• [Task to complete]
Gather up all lines that carry the word "医用高分子材料".

• [Supplied information]

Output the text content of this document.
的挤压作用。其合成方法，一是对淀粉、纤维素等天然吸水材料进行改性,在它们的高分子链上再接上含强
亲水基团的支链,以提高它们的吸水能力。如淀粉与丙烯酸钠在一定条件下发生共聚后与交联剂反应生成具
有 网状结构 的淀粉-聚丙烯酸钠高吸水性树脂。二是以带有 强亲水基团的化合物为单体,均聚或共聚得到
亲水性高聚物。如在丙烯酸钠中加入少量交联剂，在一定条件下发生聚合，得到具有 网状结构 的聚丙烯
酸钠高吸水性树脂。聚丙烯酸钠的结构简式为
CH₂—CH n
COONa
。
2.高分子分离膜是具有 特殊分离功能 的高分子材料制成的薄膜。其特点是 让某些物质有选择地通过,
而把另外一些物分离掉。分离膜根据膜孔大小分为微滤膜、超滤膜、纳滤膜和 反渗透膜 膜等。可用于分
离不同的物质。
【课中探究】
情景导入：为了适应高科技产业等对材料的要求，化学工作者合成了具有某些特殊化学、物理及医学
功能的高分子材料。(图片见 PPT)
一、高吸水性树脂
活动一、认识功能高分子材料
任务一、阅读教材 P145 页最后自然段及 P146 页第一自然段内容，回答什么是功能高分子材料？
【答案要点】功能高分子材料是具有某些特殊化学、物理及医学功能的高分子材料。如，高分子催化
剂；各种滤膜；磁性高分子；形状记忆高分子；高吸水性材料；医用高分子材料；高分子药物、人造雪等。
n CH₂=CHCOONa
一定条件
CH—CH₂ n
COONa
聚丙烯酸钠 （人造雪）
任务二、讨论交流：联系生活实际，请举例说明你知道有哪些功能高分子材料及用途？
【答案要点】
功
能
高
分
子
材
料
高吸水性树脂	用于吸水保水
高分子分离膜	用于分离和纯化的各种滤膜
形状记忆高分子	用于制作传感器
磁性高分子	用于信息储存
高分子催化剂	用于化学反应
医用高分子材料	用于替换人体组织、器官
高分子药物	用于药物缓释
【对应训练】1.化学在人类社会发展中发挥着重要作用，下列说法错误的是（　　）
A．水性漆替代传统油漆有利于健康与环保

• [Response below]
剂；各种滤膜；磁性高分子；形状记忆高分子；高吸水性材料；医用高分子材料；高分子药物、人造雪等。
医用高分子材料	用于替换人体组织、器官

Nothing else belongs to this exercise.